**Exercise objective**
Do not include the pictures; repeat the rest of the data exactly.

═════ Records supplied

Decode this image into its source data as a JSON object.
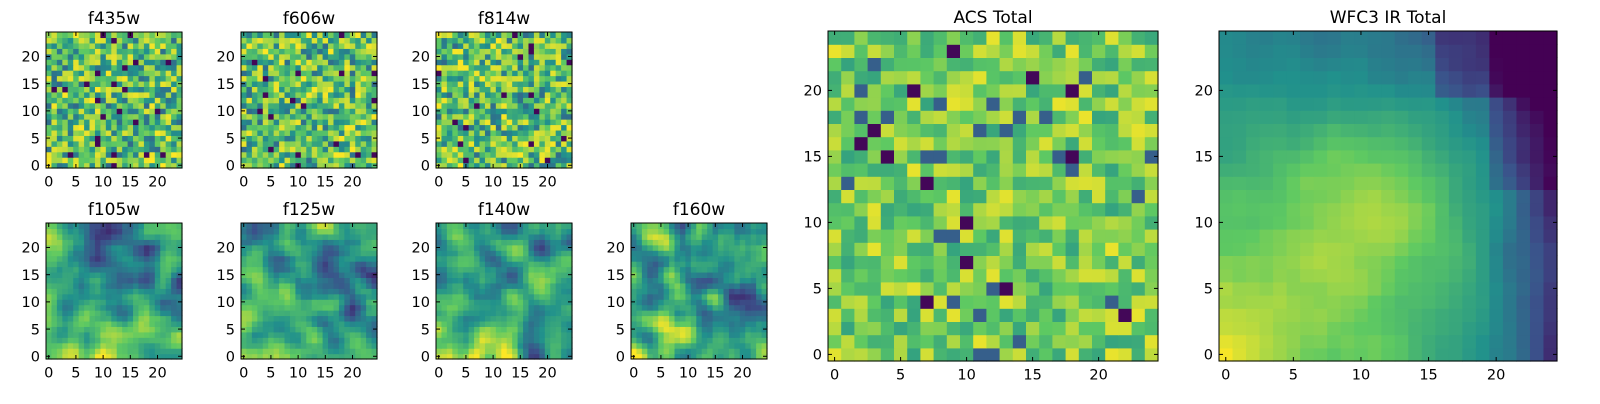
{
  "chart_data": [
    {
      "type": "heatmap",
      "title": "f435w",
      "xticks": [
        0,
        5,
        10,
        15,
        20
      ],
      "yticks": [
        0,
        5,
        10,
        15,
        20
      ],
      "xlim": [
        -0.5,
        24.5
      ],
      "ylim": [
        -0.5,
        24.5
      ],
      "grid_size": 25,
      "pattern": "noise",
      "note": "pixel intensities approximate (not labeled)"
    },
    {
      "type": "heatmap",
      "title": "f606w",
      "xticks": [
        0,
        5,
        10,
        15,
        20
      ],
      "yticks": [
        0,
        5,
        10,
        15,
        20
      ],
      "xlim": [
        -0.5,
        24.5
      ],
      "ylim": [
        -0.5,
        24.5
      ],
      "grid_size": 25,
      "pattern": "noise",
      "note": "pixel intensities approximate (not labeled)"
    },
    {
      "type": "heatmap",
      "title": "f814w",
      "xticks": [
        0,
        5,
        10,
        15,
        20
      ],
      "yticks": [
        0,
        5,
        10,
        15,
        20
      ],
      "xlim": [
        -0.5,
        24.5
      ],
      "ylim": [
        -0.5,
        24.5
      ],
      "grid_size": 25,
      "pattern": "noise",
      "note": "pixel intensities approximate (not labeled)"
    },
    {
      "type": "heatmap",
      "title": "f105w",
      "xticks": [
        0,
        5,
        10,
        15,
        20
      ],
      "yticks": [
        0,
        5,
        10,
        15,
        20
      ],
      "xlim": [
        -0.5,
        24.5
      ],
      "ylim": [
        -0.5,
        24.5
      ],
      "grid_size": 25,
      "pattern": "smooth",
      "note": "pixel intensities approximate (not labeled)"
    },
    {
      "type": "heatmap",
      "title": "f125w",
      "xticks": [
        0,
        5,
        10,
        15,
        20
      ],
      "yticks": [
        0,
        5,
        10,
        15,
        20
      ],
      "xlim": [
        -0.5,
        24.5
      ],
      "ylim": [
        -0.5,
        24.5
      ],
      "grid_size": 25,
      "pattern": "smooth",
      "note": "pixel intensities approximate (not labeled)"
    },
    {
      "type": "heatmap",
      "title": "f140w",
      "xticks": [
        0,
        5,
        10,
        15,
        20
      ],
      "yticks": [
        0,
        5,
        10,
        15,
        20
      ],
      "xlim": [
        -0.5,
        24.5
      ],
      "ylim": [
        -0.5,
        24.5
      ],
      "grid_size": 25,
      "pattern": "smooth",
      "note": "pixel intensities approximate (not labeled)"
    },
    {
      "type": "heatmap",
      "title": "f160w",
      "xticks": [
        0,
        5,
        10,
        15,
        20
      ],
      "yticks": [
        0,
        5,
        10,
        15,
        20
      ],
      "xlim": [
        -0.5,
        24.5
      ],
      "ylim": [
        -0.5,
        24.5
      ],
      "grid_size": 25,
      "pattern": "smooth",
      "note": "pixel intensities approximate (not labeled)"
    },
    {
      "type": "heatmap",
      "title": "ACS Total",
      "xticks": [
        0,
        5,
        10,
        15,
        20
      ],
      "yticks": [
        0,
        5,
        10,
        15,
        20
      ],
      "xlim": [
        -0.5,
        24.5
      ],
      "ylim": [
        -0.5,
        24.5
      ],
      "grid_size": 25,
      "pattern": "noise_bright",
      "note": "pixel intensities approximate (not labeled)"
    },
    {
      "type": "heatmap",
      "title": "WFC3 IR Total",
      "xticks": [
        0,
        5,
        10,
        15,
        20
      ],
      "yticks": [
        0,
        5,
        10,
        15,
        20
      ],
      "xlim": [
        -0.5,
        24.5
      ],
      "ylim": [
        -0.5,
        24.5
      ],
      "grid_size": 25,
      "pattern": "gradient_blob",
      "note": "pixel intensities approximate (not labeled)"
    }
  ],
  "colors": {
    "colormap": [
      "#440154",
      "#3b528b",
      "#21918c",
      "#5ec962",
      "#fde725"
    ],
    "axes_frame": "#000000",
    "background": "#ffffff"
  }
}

══════════

**Answer to the problem**
Decode this image into its source data as a JSON object.
{
  "chart_data": [
    {
      "type": "heatmap",
      "title": "f435w",
      "xticks": [
        0,
        5,
        10,
        15,
        20
      ],
      "yticks": [
        0,
        5,
        10,
        15,
        20
      ],
      "xlim": [
        -0.5,
        24.5
      ],
      "ylim": [
        -0.5,
        24.5
      ],
      "grid_size": 25,
      "pattern": "noise",
      "note": "pixel intensities approximate (not labeled)"
    },
    {
      "type": "heatmap",
      "title": "f606w",
      "xticks": [
        0,
        5,
        10,
        15,
        20
      ],
      "yticks": [
        0,
        5,
        10,
        15,
        20
      ],
      "xlim": [
        -0.5,
        24.5
      ],
      "ylim": [
        -0.5,
        24.5
      ],
      "grid_size": 25,
      "pattern": "noise",
      "note": "pixel intensities approximate (not labeled)"
    },
    {
      "type": "heatmap",
      "title": "f814w",
      "xticks": [
        0,
        5,
        10,
        15,
        20
      ],
      "yticks": [
        0,
        5,
        10,
        15,
        20
      ],
      "xlim": [
        -0.5,
        24.5
      ],
      "ylim": [
        -0.5,
        24.5
      ],
      "grid_size": 25,
      "pattern": "noise",
      "note": "pixel intensities approximate (not labeled)"
    },
    {
      "type": "heatmap",
      "title": "f105w",
      "xticks": [
        0,
        5,
        10,
        15,
        20
      ],
      "yticks": [
        0,
        5,
        10,
        15,
        20
      ],
      "xlim": [
        -0.5,
        24.5
      ],
      "ylim": [
        -0.5,
        24.5
      ],
      "grid_size": 25,
      "pattern": "smooth",
      "note": "pixel intensities approximate (not labeled)"
    },
    {
      "type": "heatmap",
      "title": "f125w",
      "xticks": [
        0,
        5,
        10,
        15,
        20
      ],
      "yticks": [
        0,
        5,
        10,
        15,
        20
      ],
      "xlim": [
        -0.5,
        24.5
      ],
      "ylim": [
        -0.5,
        24.5
      ],
      "grid_size": 25,
      "pattern": "smooth",
      "note": "pixel intensities approximate (not labeled)"
    },
    {
      "type": "heatmap",
      "title": "f140w",
      "xticks": [
        0,
        5,
        10,
        15,
        20
      ],
      "yticks": [
        0,
        5,
        10,
        15,
        20
      ],
      "xlim": [
        -0.5,
        24.5
      ],
      "ylim": [
        -0.5,
        24.5
      ],
      "grid_size": 25,
      "pattern": "smooth",
      "note": "pixel intensities approximate (not labeled)"
    },
    {
      "type": "heatmap",
      "title": "f160w",
      "xticks": [
        0,
        5,
        10,
        15,
        20
      ],
      "yticks": [
        0,
        5,
        10,
        15,
        20
      ],
      "xlim": [
        -0.5,
        24.5
      ],
      "ylim": [
        -0.5,
        24.5
      ],
      "grid_size": 25,
      "pattern": "smooth",
      "note": "pixel intensities approximate (not labeled)"
    },
    {
      "type": "heatmap",
      "title": "ACS Total",
      "xticks": [
        0,
        5,
        10,
        15,
        20
      ],
      "yticks": [
        0,
        5,
        10,
        15,
        20
      ],
      "xlim": [
        -0.5,
        24.5
      ],
      "ylim": [
        -0.5,
        24.5
      ],
      "grid_size": 25,
      "pattern": "noise_bright",
      "note": "pixel intensities approximate (not labeled)"
    },
    {
      "type": "heatmap",
      "title": "WFC3 IR Total",
      "xticks": [
        0,
        5,
        10,
        15,
        20
      ],
      "yticks": [
        0,
        5,
        10,
        15,
        20
      ],
      "xlim": [
        -0.5,
        24.5
      ],
      "ylim": [
        -0.5,
        24.5
      ],
      "grid_size": 25,
      "pattern": "gradient_blob",
      "note": "pixel intensities approximate (not labeled)"
    }
  ],
  "colors": {
    "colormap": [
      "#440154",
      "#3b528b",
      "#21918c",
      "#5ec962",
      "#fde725"
    ],
    "axes_frame": "#000000",
    "background": "#ffffff"
  }
}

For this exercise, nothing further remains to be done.